### Task brief
Set the following entries down again exactly, line by line.

### Given information
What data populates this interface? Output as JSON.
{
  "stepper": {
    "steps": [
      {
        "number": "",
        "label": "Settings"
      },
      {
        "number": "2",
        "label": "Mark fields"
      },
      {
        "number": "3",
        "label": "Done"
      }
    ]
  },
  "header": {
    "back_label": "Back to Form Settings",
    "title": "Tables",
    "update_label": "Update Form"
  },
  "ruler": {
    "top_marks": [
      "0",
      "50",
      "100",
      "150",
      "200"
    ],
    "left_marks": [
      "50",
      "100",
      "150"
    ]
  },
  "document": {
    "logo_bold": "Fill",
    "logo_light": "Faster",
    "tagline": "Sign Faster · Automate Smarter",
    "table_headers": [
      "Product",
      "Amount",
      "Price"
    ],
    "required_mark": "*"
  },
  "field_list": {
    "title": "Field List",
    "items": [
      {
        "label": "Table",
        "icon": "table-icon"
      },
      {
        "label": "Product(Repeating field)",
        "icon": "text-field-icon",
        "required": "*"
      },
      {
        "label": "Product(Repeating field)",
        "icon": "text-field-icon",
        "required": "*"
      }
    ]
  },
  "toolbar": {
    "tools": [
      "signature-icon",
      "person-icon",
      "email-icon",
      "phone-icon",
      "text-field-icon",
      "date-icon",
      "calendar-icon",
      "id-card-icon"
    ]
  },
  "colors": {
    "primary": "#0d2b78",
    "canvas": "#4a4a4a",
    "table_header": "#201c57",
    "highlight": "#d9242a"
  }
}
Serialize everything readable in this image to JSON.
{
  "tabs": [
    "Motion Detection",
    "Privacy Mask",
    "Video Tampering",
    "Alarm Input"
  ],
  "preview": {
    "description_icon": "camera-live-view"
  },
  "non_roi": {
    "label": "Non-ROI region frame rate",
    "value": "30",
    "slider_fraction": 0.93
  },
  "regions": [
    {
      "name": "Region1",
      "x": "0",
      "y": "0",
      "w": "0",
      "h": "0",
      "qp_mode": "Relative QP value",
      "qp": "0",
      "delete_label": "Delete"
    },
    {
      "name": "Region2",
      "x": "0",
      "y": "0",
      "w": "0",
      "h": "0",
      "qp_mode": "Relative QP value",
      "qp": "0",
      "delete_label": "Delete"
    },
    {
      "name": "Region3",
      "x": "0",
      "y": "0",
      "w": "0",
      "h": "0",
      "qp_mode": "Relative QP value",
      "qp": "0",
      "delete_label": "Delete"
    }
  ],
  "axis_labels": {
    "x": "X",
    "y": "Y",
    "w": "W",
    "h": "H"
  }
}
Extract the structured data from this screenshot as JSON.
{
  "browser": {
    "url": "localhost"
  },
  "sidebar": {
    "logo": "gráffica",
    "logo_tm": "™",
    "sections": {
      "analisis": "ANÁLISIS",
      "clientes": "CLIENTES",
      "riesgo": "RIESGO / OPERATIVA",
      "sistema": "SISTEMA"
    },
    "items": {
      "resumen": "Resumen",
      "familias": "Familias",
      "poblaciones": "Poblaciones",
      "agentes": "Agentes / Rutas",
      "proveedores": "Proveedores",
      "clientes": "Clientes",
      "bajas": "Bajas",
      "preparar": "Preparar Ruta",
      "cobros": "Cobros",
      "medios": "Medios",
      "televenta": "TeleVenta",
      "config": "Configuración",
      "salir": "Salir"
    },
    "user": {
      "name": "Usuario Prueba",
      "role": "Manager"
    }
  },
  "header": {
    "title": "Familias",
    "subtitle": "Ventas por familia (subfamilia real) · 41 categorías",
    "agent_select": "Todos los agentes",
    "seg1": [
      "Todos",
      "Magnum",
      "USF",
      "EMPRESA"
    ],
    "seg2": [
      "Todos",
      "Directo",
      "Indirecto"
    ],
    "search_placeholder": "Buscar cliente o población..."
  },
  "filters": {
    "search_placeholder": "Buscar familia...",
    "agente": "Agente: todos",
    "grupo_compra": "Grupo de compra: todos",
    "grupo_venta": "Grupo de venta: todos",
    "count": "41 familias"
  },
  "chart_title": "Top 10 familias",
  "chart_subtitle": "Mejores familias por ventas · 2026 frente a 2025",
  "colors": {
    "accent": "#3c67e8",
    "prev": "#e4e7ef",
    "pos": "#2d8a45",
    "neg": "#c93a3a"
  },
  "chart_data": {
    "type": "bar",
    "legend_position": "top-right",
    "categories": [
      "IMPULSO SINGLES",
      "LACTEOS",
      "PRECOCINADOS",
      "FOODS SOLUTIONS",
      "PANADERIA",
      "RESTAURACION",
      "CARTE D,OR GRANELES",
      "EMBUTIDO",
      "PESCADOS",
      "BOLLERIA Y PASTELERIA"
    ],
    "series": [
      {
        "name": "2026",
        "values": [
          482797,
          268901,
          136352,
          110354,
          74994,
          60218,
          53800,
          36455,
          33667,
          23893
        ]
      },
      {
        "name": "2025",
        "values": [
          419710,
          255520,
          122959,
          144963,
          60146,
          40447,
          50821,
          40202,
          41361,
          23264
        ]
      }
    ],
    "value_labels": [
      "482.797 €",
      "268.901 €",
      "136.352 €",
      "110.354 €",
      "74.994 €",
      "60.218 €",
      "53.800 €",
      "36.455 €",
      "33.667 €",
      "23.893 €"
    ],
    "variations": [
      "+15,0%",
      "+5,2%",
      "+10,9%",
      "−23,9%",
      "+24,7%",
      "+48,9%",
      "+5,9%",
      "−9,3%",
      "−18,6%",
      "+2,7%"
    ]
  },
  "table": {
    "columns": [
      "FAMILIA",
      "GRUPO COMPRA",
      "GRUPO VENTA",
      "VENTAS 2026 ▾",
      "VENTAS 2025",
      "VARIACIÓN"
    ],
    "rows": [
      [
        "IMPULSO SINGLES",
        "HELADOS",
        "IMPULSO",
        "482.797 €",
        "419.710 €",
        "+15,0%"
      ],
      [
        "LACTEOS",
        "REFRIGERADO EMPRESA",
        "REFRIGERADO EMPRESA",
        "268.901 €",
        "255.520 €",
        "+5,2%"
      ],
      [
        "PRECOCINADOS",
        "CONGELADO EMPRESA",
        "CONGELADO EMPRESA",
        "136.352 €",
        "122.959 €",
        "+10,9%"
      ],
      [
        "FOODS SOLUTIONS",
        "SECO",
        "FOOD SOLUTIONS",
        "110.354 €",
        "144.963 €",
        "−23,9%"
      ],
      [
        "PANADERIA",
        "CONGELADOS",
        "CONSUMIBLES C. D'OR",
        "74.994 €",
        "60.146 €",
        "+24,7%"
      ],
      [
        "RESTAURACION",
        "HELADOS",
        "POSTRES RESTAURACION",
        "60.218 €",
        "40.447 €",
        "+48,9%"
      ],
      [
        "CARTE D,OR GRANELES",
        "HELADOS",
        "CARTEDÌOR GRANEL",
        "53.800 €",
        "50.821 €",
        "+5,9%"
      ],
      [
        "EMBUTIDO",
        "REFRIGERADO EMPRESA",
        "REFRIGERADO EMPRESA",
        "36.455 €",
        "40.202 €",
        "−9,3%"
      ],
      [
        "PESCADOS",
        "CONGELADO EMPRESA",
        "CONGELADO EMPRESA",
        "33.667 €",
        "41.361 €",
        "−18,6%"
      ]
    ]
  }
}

### Expected answer
What data populates this interface? Output as JSON.
{
  "stepper": {
    "steps": [
      {
        "number": "",
        "label": "Settings"
      },
      {
        "number": "2",
        "label": "Mark fields"
      },
      {
        "number": "3",
        "label": "Done"
      }
    ]
  },
  "header": {
    "back_label": "Back to Form Settings",
    "title": "Tables",
    "update_label": "Update Form"
  },
  "ruler": {
    "top_marks": [
      "0",
      "50",
      "100",
      "150",
      "200"
    ],
    "left_marks": [
      "50",
      "100",
      "150"
    ]
  },
  "document": {
    "logo_bold": "Fill",
    "logo_light": "Faster",
    "tagline": "Sign Faster · Automate Smarter",
    "table_headers": [
      "Product",
      "Amount",
      "Price"
    ],
    "required_mark": "*"
  },
  "field_list": {
    "title": "Field List",
    "items": [
      {
        "label": "Table",
        "icon": "table-icon"
      },
      {
        "label": "Product(Repeating field)",
        "icon": "text-field-icon",
        "required": "*"
      },
      {
        "label": "Product(Repeating field)",
        "icon": "text-field-icon",
        "required": "*"
      }
    ]
  },
  "toolbar": {
    "tools": [
      "signature-icon",
      "person-icon",
      "email-icon",
      "phone-icon",
      "text-field-icon",
      "date-icon",
      "calendar-icon",
      "id-card-icon"
    ]
  },
  "colors": {
    "primary": "#0d2b78",
    "canvas": "#4a4a4a",
    "table_header": "#201c57",
    "highlight": "#d9242a"
  }
}
Serialize everything readable in this image to JSON.
{
  "tabs": [
    "Motion Detection",
    "Privacy Mask",
    "Video Tampering",
    "Alarm Input"
  ],
  "preview": {
    "description_icon": "camera-live-view"
  },
  "non_roi": {
    "label": "Non-ROI region frame rate",
    "value": "30",
    "slider_fraction": 0.93
  },
  "regions": [
    {
      "name": "Region1",
      "x": "0",
      "y": "0",
      "w": "0",
      "h": "0",
      "qp_mode": "Relative QP value",
      "qp": "0",
      "delete_label": "Delete"
    },
    {
      "name": "Region2",
      "x": "0",
      "y": "0",
      "w": "0",
      "h": "0",
      "qp_mode": "Relative QP value",
      "qp": "0",
      "delete_label": "Delete"
    },
    {
      "name": "Region3",
      "x": "0",
      "y": "0",
      "w": "0",
      "h": "0",
      "qp_mode": "Relative QP value",
      "qp": "0",
      "delete_label": "Delete"
    }
  ],
  "axis_labels": {
    "x": "X",
    "y": "Y",
    "w": "W",
    "h": "H"
  }
}
Extract the structured data from this screenshot as JSON.
{
  "browser": {
    "url": "localhost"
  },
  "sidebar": {
    "logo": "gráffica",
    "logo_tm": "™",
    "sections": {
      "analisis": "ANÁLISIS",
      "clientes": "CLIENTES",
      "riesgo": "RIESGO / OPERATIVA",
      "sistema": "SISTEMA"
    },
    "items": {
      "resumen": "Resumen",
      "familias": "Familias",
      "poblaciones": "Poblaciones",
      "agentes": "Agentes / Rutas",
      "proveedores": "Proveedores",
      "clientes": "Clientes",
      "bajas": "Bajas",
      "preparar": "Preparar Ruta",
      "cobros": "Cobros",
      "medios": "Medios",
      "televenta": "TeleVenta",
      "config": "Configuración",
      "salir": "Salir"
    },
    "user": {
      "name": "Usuario Prueba",
      "role": "Manager"
    }
  },
  "header": {
    "title": "Familias",
    "subtitle": "Ventas por familia (subfamilia real) · 41 categorías",
    "agent_select": "Todos los agentes",
    "seg1": [
      "Todos",
      "Magnum",
      "USF",
      "EMPRESA"
    ],
    "seg2": [
      "Todos",
      "Directo",
      "Indirecto"
    ],
    "search_placeholder": "Buscar cliente o población..."
  },
  "filters": {
    "search_placeholder": "Buscar familia...",
    "agente": "Agente: todos",
    "grupo_compra": "Grupo de compra: todos",
    "grupo_venta": "Grupo de venta: todos",
    "count": "41 familias"
  },
  "chart_title": "Top 10 familias",
  "chart_subtitle": "Mejores familias por ventas · 2026 frente a 2025",
  "colors": {
    "accent": "#3c67e8",
    "prev": "#e4e7ef",
    "pos": "#2d8a45",
    "neg": "#c93a3a"
  },
  "chart_data": {
    "type": "bar",
    "legend_position": "top-right",
    "categories": [
      "IMPULSO SINGLES",
      "LACTEOS",
      "PRECOCINADOS",
      "FOODS SOLUTIONS",
      "PANADERIA",
      "RESTAURACION",
      "CARTE D,OR GRANELES",
      "EMBUTIDO",
      "PESCADOS",
      "BOLLERIA Y PASTELERIA"
    ],
    "series": [
      {
        "name": "2026",
        "values": [
          482797,
          268901,
          136352,
          110354,
          74994,
          60218,
          53800,
          36455,
          33667,
          23893
        ]
      },
      {
        "name": "2025",
        "values": [
          419710,
          255520,
          122959,
          144963,
          60146,
          40447,
          50821,
          40202,
          41361,
          23264
        ]
      }
    ],
    "value_labels": [
      "482.797 €",
      "268.901 €",
      "136.352 €",
      "110.354 €",
      "74.994 €",
      "60.218 €",
      "53.800 €",
      "36.455 €",
      "33.667 €",
      "23.893 €"
    ],
    "variations": [
      "+15,0%",
      "+5,2%",
      "+10,9%",
      "−23,9%",
      "+24,7%",
      "+48,9%",
      "+5,9%",
      "−9,3%",
      "−18,6%",
      "+2,7%"
    ]
  },
  "table": {
    "columns": [
      "FAMILIA",
      "GRUPO COMPRA",
      "GRUPO VENTA",
      "VENTAS 2026 ▾",
      "VENTAS 2025",
      "VARIACIÓN"
    ],
    "rows": [
      [
        "IMPULSO SINGLES",
        "HELADOS",
        "IMPULSO",
        "482.797 €",
        "419.710 €",
        "+15,0%"
      ],
      [
        "LACTEOS",
        "REFRIGERADO EMPRESA",
        "REFRIGERADO EMPRESA",
        "268.901 €",
        "255.520 €",
        "+5,2%"
      ],
      [
        "PRECOCINADOS",
        "CONGELADO EMPRESA",
        "CONGELADO EMPRESA",
        "136.352 €",
        "122.959 €",
        "+10,9%"
      ],
      [
        "FOODS SOLUTIONS",
        "SECO",
        "FOOD SOLUTIONS",
        "110.354 €",
        "144.963 €",
        "−23,9%"
      ],
      [
        "PANADERIA",
        "CONGELADOS",
        "CONSUMIBLES C. D'OR",
        "74.994 €",
        "60.146 €",
        "+24,7%"
      ],
      [
        "RESTAURACION",
        "HELADOS",
        "POSTRES RESTAURACION",
        "60.218 €",
        "40.447 €",
        "+48,9%"
      ],
      [
        "CARTE D,OR GRANELES",
        "HELADOS",
        "CARTEDÌOR GRANEL",
        "53.800 €",
        "50.821 €",
        "+5,9%"
      ],
      [
        "EMBUTIDO",
        "REFRIGERADO EMPRESA",
        "REFRIGERADO EMPRESA",
        "36.455 €",
        "40.202 €",
        "−9,3%"
      ],
      [
        "PESCADOS",
        "CONGELADO EMPRESA",
        "CONGELADO EMPRESA",
        "33.667 €",
        "41.361 €",
        "−18,6%"
      ]
    ]
  }
}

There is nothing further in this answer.